─── GIVEN INFORMATION
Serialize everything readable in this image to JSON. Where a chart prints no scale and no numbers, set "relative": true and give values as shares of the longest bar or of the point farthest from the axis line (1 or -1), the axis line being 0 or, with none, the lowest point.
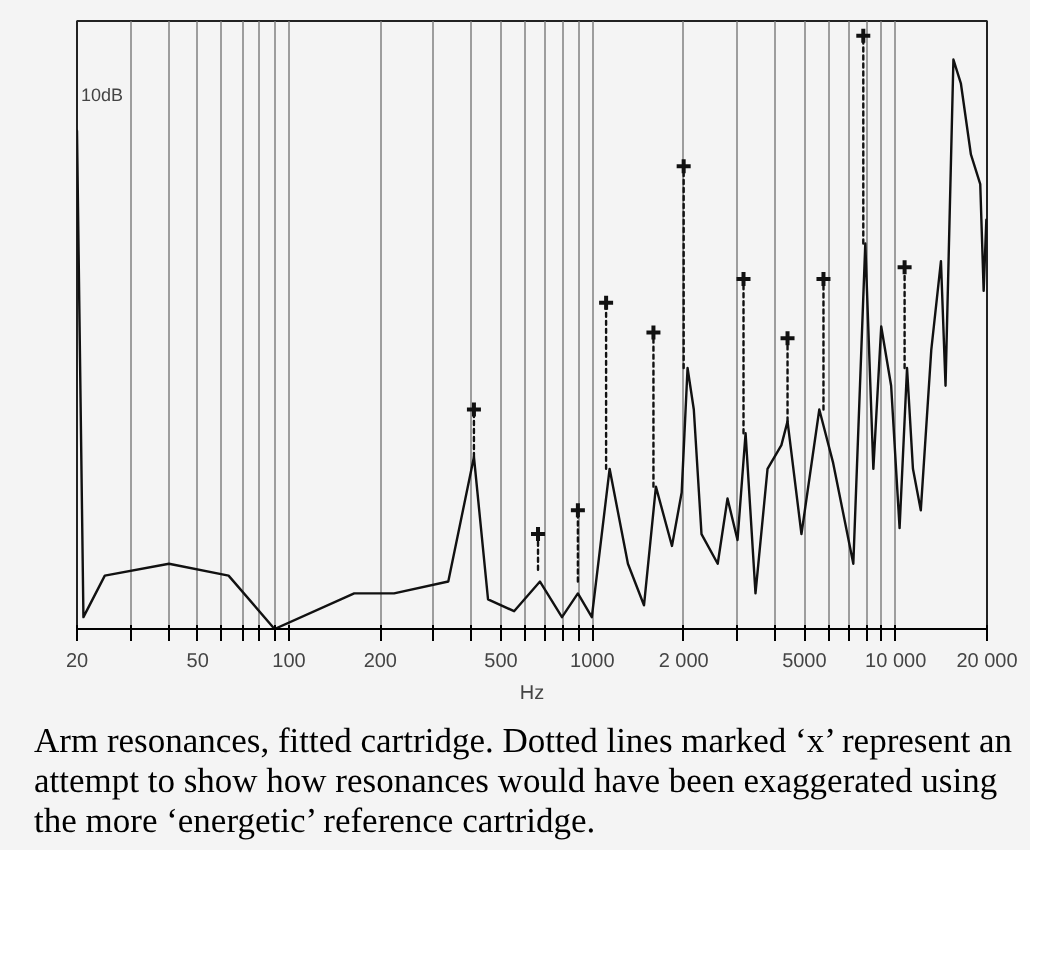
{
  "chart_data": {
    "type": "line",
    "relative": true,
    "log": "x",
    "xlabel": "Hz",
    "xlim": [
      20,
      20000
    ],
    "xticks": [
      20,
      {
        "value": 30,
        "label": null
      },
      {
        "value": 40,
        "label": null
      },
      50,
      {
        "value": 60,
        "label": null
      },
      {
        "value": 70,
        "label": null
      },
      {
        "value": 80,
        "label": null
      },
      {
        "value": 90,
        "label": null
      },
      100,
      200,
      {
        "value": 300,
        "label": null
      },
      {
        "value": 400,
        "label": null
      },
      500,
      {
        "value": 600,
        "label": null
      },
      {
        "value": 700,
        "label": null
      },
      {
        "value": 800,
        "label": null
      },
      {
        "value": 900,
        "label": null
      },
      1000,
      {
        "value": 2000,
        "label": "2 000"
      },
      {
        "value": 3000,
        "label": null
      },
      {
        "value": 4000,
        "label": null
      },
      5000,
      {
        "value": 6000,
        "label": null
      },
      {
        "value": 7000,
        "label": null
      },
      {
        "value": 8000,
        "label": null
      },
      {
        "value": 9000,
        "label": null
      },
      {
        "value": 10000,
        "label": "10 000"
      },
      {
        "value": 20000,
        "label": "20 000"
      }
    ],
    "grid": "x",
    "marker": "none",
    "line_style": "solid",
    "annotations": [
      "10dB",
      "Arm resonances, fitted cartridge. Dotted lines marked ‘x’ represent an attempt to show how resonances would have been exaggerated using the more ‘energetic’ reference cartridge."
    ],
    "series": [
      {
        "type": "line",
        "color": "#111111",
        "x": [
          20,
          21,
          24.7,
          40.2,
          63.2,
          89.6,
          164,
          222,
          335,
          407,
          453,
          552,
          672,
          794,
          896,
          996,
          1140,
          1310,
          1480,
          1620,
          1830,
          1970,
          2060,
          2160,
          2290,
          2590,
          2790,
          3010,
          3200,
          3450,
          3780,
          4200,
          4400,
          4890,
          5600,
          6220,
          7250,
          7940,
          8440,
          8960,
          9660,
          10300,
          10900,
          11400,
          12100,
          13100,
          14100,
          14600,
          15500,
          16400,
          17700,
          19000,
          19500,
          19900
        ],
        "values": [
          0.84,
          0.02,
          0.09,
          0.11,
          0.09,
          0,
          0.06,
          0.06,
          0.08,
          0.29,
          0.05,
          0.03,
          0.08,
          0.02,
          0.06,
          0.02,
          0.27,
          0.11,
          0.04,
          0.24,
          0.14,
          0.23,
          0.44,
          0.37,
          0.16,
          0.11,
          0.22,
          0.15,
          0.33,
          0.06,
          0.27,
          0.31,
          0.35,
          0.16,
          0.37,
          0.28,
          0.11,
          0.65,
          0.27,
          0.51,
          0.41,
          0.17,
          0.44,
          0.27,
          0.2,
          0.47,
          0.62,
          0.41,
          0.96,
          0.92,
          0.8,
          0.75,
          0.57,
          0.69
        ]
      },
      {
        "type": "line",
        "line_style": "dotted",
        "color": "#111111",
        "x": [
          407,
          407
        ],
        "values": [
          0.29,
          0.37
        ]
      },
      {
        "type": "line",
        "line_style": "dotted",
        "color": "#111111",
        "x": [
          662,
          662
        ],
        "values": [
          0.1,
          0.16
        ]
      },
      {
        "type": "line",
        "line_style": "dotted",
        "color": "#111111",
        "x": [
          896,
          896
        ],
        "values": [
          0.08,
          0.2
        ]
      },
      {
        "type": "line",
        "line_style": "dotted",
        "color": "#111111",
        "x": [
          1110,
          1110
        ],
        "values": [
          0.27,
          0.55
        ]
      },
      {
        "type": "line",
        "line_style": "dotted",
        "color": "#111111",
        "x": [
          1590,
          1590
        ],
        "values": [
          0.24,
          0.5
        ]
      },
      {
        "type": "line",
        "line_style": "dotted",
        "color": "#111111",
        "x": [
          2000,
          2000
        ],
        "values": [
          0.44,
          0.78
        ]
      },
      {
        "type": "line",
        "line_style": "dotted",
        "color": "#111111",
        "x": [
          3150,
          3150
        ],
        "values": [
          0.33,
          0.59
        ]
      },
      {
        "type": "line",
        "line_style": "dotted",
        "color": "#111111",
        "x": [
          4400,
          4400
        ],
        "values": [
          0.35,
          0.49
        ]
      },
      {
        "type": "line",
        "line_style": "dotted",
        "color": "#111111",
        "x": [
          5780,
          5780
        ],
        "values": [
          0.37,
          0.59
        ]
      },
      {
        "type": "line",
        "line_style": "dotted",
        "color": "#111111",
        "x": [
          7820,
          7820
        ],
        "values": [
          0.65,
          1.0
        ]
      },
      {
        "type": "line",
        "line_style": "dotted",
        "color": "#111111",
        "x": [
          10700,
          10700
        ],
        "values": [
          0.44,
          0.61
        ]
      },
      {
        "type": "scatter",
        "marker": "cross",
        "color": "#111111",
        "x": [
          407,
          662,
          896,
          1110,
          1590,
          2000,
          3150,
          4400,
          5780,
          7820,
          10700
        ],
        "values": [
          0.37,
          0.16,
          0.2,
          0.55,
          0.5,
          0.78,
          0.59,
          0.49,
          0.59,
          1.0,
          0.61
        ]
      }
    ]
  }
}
──────
__WHAT THE TASK REQUIRES__.
Write the lines above out again exactly, without any of their pictures.

__WRITTEN RESPONSE__.
Serialize everything readable in this image to JSON. Where a chart prints no scale and no numbers, set "relative": true and give values as shares of the longest bar or of the point farthest from the axis line (1 or -1), the axis line being 0 or, with none, the lowest point.
{
  "chart_data": {
    "type": "line",
    "relative": true,
    "log": "x",
    "xlabel": "Hz",
    "xlim": [
      20,
      20000
    ],
    "xticks": [
      20,
      {
        "value": 30,
        "label": null
      },
      {
        "value": 40,
        "label": null
      },
      50,
      {
        "value": 60,
        "label": null
      },
      {
        "value": 70,
        "label": null
      },
      {
        "value": 80,
        "label": null
      },
      {
        "value": 90,
        "label": null
      },
      100,
      200,
      {
        "value": 300,
        "label": null
      },
      {
        "value": 400,
        "label": null
      },
      500,
      {
        "value": 600,
        "label": null
      },
      {
        "value": 700,
        "label": null
      },
      {
        "value": 800,
        "label": null
      },
      {
        "value": 900,
        "label": null
      },
      1000,
      {
        "value": 2000,
        "label": "2 000"
      },
      {
        "value": 3000,
        "label": null
      },
      {
        "value": 4000,
        "label": null
      },
      5000,
      {
        "value": 6000,
        "label": null
      },
      {
        "value": 7000,
        "label": null
      },
      {
        "value": 8000,
        "label": null
      },
      {
        "value": 9000,
        "label": null
      },
      {
        "value": 10000,
        "label": "10 000"
      },
      {
        "value": 20000,
        "label": "20 000"
      }
    ],
    "grid": "x",
    "marker": "none",
    "line_style": "solid",
    "annotations": [
      "10dB",
      "Arm resonances, fitted cartridge. Dotted lines marked ‘x’ represent an attempt to show how resonances would have been exaggerated using the more ‘energetic’ reference cartridge."
    ],
    "series": [
      {
        "type": "line",
        "color": "#111111",
        "x": [
          20,
          21,
          24.7,
          40.2,
          63.2,
          89.6,
          164,
          222,
          335,
          407,
          453,
          552,
          672,
          794,
          896,
          996,
          1140,
          1310,
          1480,
          1620,
          1830,
          1970,
          2060,
          2160,
          2290,
          2590,
          2790,
          3010,
          3200,
          3450,
          3780,
          4200,
          4400,
          4890,
          5600,
          6220,
          7250,
          7940,
          8440,
          8960,
          9660,
          10300,
          10900,
          11400,
          12100,
          13100,
          14100,
          14600,
          15500,
          16400,
          17700,
          19000,
          19500,
          19900
        ],
        "values": [
          0.84,
          0.02,
          0.09,
          0.11,
          0.09,
          0,
          0.06,
          0.06,
          0.08,
          0.29,
          0.05,
          0.03,
          0.08,
          0.02,
          0.06,
          0.02,
          0.27,
          0.11,
          0.04,
          0.24,
          0.14,
          0.23,
          0.44,
          0.37,
          0.16,
          0.11,
          0.22,
          0.15,
          0.33,
          0.06,
          0.27,
          0.31,
          0.35,
          0.16,
          0.37,
          0.28,
          0.11,
          0.65,
          0.27,
          0.51,
          0.41,
          0.17,
          0.44,
          0.27,
          0.2,
          0.47,
          0.62,
          0.41,
          0.96,
          0.92,
          0.8,
          0.75,
          0.57,
          0.69
        ]
      },
      {
        "type": "line",
        "line_style": "dotted",
        "color": "#111111",
        "x": [
          407,
          407
        ],
        "values": [
          0.29,
          0.37
        ]
      },
      {
        "type": "line",
        "line_style": "dotted",
        "color": "#111111",
        "x": [
          662,
          662
        ],
        "values": [
          0.1,
          0.16
        ]
      },
      {
        "type": "line",
        "line_style": "dotted",
        "color": "#111111",
        "x": [
          896,
          896
        ],
        "values": [
          0.08,
          0.2
        ]
      },
      {
        "type": "line",
        "line_style": "dotted",
        "color": "#111111",
        "x": [
          1110,
          1110
        ],
        "values": [
          0.27,
          0.55
        ]
      },
      {
        "type": "line",
        "line_style": "dotted",
        "color": "#111111",
        "x": [
          1590,
          1590
        ],
        "values": [
          0.24,
          0.5
        ]
      },
      {
        "type": "line",
        "line_style": "dotted",
        "color": "#111111",
        "x": [
          2000,
          2000
        ],
        "values": [
          0.44,
          0.78
        ]
      },
      {
        "type": "line",
        "line_style": "dotted",
        "color": "#111111",
        "x": [
          3150,
          3150
        ],
        "values": [
          0.33,
          0.59
        ]
      },
      {
        "type": "line",
        "line_style": "dotted",
        "color": "#111111",
        "x": [
          4400,
          4400
        ],
        "values": [
          0.35,
          0.49
        ]
      },
      {
        "type": "line",
        "line_style": "dotted",
        "color": "#111111",
        "x": [
          5780,
          5780
        ],
        "values": [
          0.37,
          0.59
        ]
      },
      {
        "type": "line",
        "line_style": "dotted",
        "color": "#111111",
        "x": [
          7820,
          7820
        ],
        "values": [
          0.65,
          1.0
        ]
      },
      {
        "type": "line",
        "line_style": "dotted",
        "color": "#111111",
        "x": [
          10700,
          10700
        ],
        "values": [
          0.44,
          0.61
        ]
      },
      {
        "type": "scatter",
        "marker": "cross",
        "color": "#111111",
        "x": [
          407,
          662,
          896,
          1110,
          1590,
          2000,
          3150,
          4400,
          5780,
          7820,
          10700
        ],
        "values": [
          0.37,
          0.16,
          0.2,
          0.55,
          0.5,
          0.78,
          0.59,
          0.49,
          0.59,
          1.0,
          0.61
        ]
      }
    ]
  }
}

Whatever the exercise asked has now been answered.